---- The input

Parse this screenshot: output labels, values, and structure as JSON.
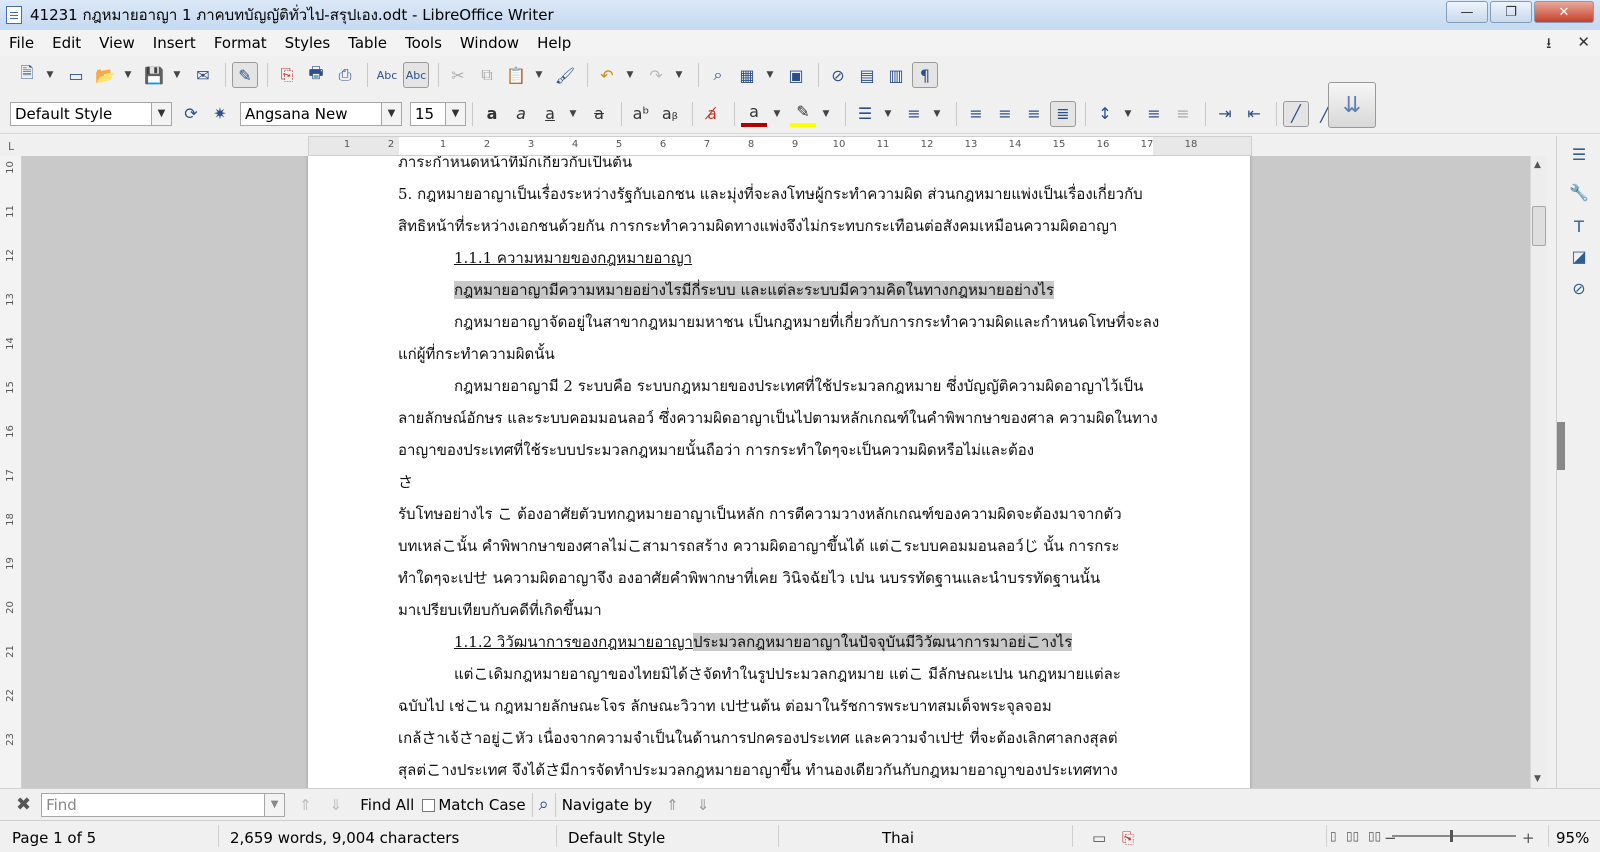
{
  "window": {
    "title": "41231 กฎหมายอาญา 1  ภาคบทบัญญัติทั่วไป-สรุปเอง.odt - LibreOffice Writer",
    "minimize": "—",
    "maximize": "❐",
    "close": "✕"
  },
  "menu": {
    "items": [
      "File",
      "Edit",
      "View",
      "Insert",
      "Format",
      "Styles",
      "Table",
      "Tools",
      "Window",
      "Help"
    ],
    "right_icons": [
      "⭳",
      "✕"
    ]
  },
  "toolbar2": {
    "paragraph_style": "Default Style",
    "font_name": "Angsana New",
    "font_size": "15"
  },
  "ruler": {
    "h_ticks": [
      "1",
      "2",
      "1",
      "2",
      "3",
      "4",
      "5",
      "6",
      "7",
      "8",
      "9",
      "10",
      "11",
      "12",
      "13",
      "14",
      "15",
      "16",
      "17",
      "18"
    ],
    "v_ticks": [
      "10",
      "11",
      "12",
      "13",
      "14",
      "15",
      "16",
      "17",
      "18",
      "19",
      "20",
      "21",
      "22",
      "23"
    ],
    "corner": "L"
  },
  "document": {
    "lines": [
      "ภาระกำหนดหน้าที่มักเกี่ยวกับเป็นต้น",
      "5. กฎหมายอาญาเป็นเรื่องระหว่างรัฐกับเอกชน และมุ่งที่จะลงโทษผู้กระทำความผิด ส่วนกฎหมายแพ่งเป็นเรื่องเกี่ยวกับ",
      "สิทธิหน้าที่ระหว่างเอกชนด้วยกัน การกระทำความผิดทางแพ่งจึงไม่กระทบกระเทือนต่อสังคมเหมือนความผิดอาญา",
      "1.1.1 ความหมายของกฎหมายอาญา",
      "กฎหมายอาญามีความหมายอย่างไรมีกี่ระบบ และแต่ละระบบมีความคิดในทางกฎหมายอย่างไร",
      "กฎหมายอาญาจัดอยู่ในสาขากฎหมายมหาชน เป็นกฎหมายที่เกี่ยวกับการกระทำความผิดและกำหนดโทษที่จะลง",
      "แก่ผู้ที่กระทำความผิดนั้น",
      "กฎหมายอาญามี 2 ระบบคือ ระบบกฎหมายของประเทศที่ใช้ประมวลกฎหมาย ซึ่งบัญญัติความผิดอาญาไว้เป็น",
      "ลายลักษณ์อักษร และระบบคอมมอนลอว์ ซึ่งความผิดอาญาเป็นไปตามหลักเกณฑ์ในคำพิพากษาของศาล ความผิดในทาง",
      "อาญาของประเทศที่ใช้ระบบประมวลกฎหมายนั้นถือว่า การกระทำใดๆจะเป็นความผิดหรือไม่และต้อง",
      "さ",
      "รับโทษอย่างไร こ      ต้องอาศัยตัวบทกฎหมายอาญาเป็นหลัก การตีความวางหลักเกณฑ์ของความผิดจะต้องมาจากตัว",
      "บทเหล่こนั้น คำพิพากษาของศาลไม่こสามารถสร้าง ความผิดอาญาขึ้นได้ แต่こระบบคอมมอนลอว์じ นั้น การกระ",
      "ทำใดๆจะเปせ    นความผิดอาญาจึง    องอาศัยคำพิพากษาที่เคย    วินิจฉัยไว    เปน    นบรรทัดฐานและนำบรรทัดฐานนั้น",
      "มาเปรียบเทียบกับคดีที่เกิดขึ้นมา",
      "1.1.2 วิวัฒนาการของกฎหมายอาญา",
      "ประมวลกฎหมายอาญาในปัจจุบันมีวิวัฒนาการมาอย่こางไร",
      "แต่こเดิมกฎหมายอาญาของไทยมิได้さจัดทำในรูปประมวลกฎหมาย แต่こ       มีลักษณะเปน    นกฎหมายแต่ละ",
      "ฉบับไป เช่こน กฎหมายลักษณะโจร ลักษณะวิวาท เปせนต้น ต่อมาในรัชการพระบาทสมเด็จพระจุลจอม",
      "เกล้さาเจ้さาอยู่こหัว เนื่องจากความจำเป็นในด้านการปกครองประเทศ และความจำเปせ      ที่จะต้องเลิกศาลกงสุลต่",
      "สุลต่こางประเทศ จึงได้さมีการจัดทำประมวลกฎหมายอาญาขึ้น ทำนองเดียวกันกับกฎหมายอาญาของประเทศทาง"
    ]
  },
  "findbar": {
    "placeholder": "Find",
    "find_all": "Find All",
    "match_case": "Match Case",
    "navigate_by": "Navigate by"
  },
  "status": {
    "page": "Page 1 of 5",
    "words": "2,659 words, 9,004 characters",
    "style": "Default Style",
    "language": "Thai",
    "zoom": "95%"
  },
  "colors": {
    "highlight": "#c8c8c8",
    "font_color_bar": "#b00000",
    "highlighter_bar": "#ffff00"
  }
}
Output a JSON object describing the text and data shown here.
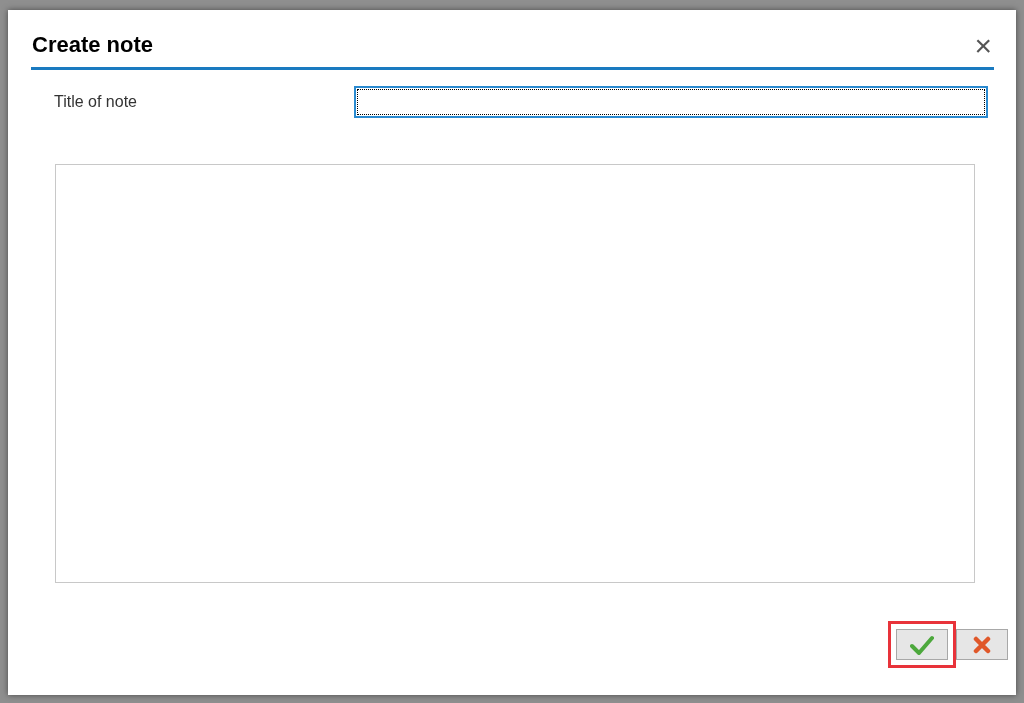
{
  "dialog": {
    "title": "Create note",
    "close_symbol": "×"
  },
  "title_field": {
    "label": "Title of note",
    "focused": true
  },
  "note_body": {
    "focused": false
  },
  "buttons": [
    {
      "kind": "confirm",
      "highlighted": true
    },
    {
      "kind": "cancel",
      "highlighted": false
    }
  ]
}
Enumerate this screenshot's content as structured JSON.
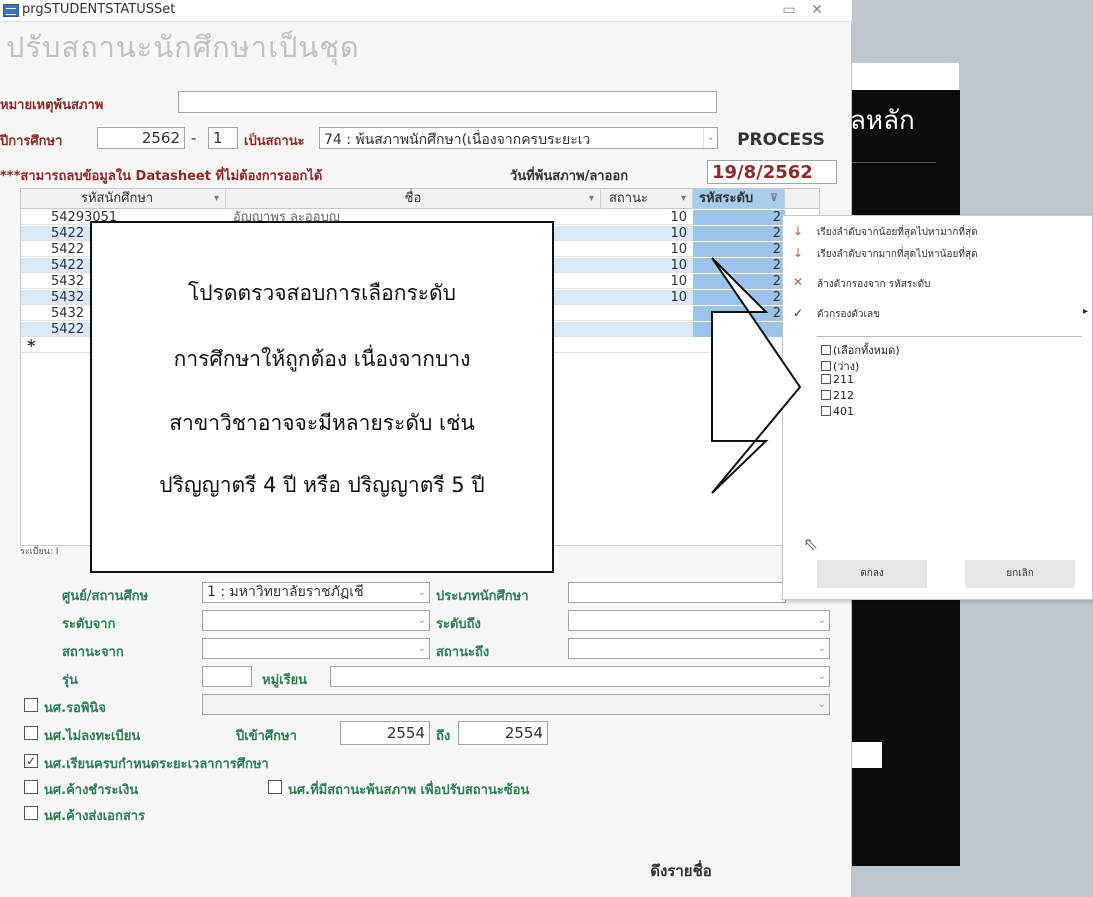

--------

> **Given exercise**: Without the pictures, restate all of the entries above verbatim.

> **Complete output**:
Parse this screenshot: output labels, values, and structure as JSON.
{
  "window": {
    "title": "41231 กฎหมายอาญา 1  ภาคบทบัญญัติทั่วไป-สรุปเอง.odt - LibreOffice Writer",
    "minimize": "—",
    "maximize": "❐",
    "close": "✕"
  },
  "menu": {
    "items": [
      "File",
      "Edit",
      "View",
      "Insert",
      "Format",
      "Styles",
      "Table",
      "Tools",
      "Window",
      "Help"
    ],
    "right_icons": [
      "⭳",
      "✕"
    ]
  },
  "toolbar2": {
    "paragraph_style": "Default Style",
    "font_name": "Angsana New",
    "font_size": "15"
  },
  "ruler": {
    "h_ticks": [
      "1",
      "2",
      "1",
      "2",
      "3",
      "4",
      "5",
      "6",
      "7",
      "8",
      "9",
      "10",
      "11",
      "12",
      "13",
      "14",
      "15",
      "16",
      "17",
      "18"
    ],
    "v_ticks": [
      "10",
      "11",
      "12",
      "13",
      "14",
      "15",
      "16",
      "17",
      "18",
      "19",
      "20",
      "21",
      "22",
      "23"
    ],
    "corner": "L"
  },
  "document": {
    "lines": [
      "ภาระกำหนดหน้าที่มักเกี่ยวกับเป็นต้น",
      "5. กฎหมายอาญาเป็นเรื่องระหว่างรัฐกับเอกชน และมุ่งที่จะลงโทษผู้กระทำความผิด ส่วนกฎหมายแพ่งเป็นเรื่องเกี่ยวกับ",
      "สิทธิหน้าที่ระหว่างเอกชนด้วยกัน การกระทำความผิดทางแพ่งจึงไม่กระทบกระเทือนต่อสังคมเหมือนความผิดอาญา",
      "1.1.1 ความหมายของกฎหมายอาญา",
      "กฎหมายอาญามีความหมายอย่างไรมีกี่ระบบ และแต่ละระบบมีความคิดในทางกฎหมายอย่างไร",
      "กฎหมายอาญาจัดอยู่ในสาขากฎหมายมหาชน เป็นกฎหมายที่เกี่ยวกับการกระทำความผิดและกำหนดโทษที่จะลง",
      "แก่ผู้ที่กระทำความผิดนั้น",
      "กฎหมายอาญามี 2 ระบบคือ ระบบกฎหมายของประเทศที่ใช้ประมวลกฎหมาย ซึ่งบัญญัติความผิดอาญาไว้เป็น",
      "ลายลักษณ์อักษร และระบบคอมมอนลอว์ ซึ่งความผิดอาญาเป็นไปตามหลักเกณฑ์ในคำพิพากษาของศาล ความผิดในทาง",
      "อาญาของประเทศที่ใช้ระบบประมวลกฎหมายนั้นถือว่า การกระทำใดๆจะเป็นความผิดหรือไม่และต้อง",
      "さ",
      "รับโทษอย่างไร こ      ต้องอาศัยตัวบทกฎหมายอาญาเป็นหลัก การตีความวางหลักเกณฑ์ของความผิดจะต้องมาจากตัว",
      "บทเหล่こนั้น คำพิพากษาของศาลไม่こสามารถสร้าง ความผิดอาญาขึ้นได้ แต่こระบบคอมมอนลอว์じ นั้น การกระ",
      "ทำใดๆจะเปせ    นความผิดอาญาจึง    องอาศัยคำพิพากษาที่เคย    วินิจฉัยไว    เปน    นบรรทัดฐานและนำบรรทัดฐานนั้น",
      "มาเปรียบเทียบกับคดีที่เกิดขึ้นมา",
      "1.1.2 วิวัฒนาการของกฎหมายอาญา",
      "ประมวลกฎหมายอาญาในปัจจุบันมีวิวัฒนาการมาอย่こางไร",
      "แต่こเดิมกฎหมายอาญาของไทยมิได้さจัดทำในรูปประมวลกฎหมาย แต่こ       มีลักษณะเปน    นกฎหมายแต่ละ",
      "ฉบับไป เช่こน กฎหมายลักษณะโจร ลักษณะวิวาท เปせนต้น ต่อมาในรัชการพระบาทสมเด็จพระจุลจอม",
      "เกล้さาเจ้さาอยู่こหัว เนื่องจากความจำเป็นในด้านการปกครองประเทศ และความจำเปせ      ที่จะต้องเลิกศาลกงสุลต่",
      "สุลต่こางประเทศ จึงได้さมีการจัดทำประมวลกฎหมายอาญาขึ้น ทำนองเดียวกันกับกฎหมายอาญาของประเทศทาง"
    ]
  },
  "findbar": {
    "placeholder": "Find",
    "find_all": "Find All",
    "match_case": "Match Case",
    "navigate_by": "Navigate by"
  },
  "status": {
    "page": "Page 1 of 5",
    "words": "2,659 words, 9,004 characters",
    "style": "Default Style",
    "language": "Thai",
    "zoom": "95%"
  },
  "colors": {
    "highlight": "#c8c8c8",
    "font_color_bar": "#b00000",
    "highlighter_bar": "#ffff00"
  }
}
Output a JSON object describing the text and data shown here.
{
  "dialog": {
    "title": "Create note",
    "close_symbol": "×"
  },
  "title_field": {
    "label": "Title of note",
    "focused": true
  },
  "note_body": {
    "focused": false
  },
  "buttons": [
    {
      "kind": "confirm",
      "highlighted": true
    },
    {
      "kind": "cancel",
      "highlighted": false
    }
  ]
}
Enumerate this screenshot's content as structured JSON.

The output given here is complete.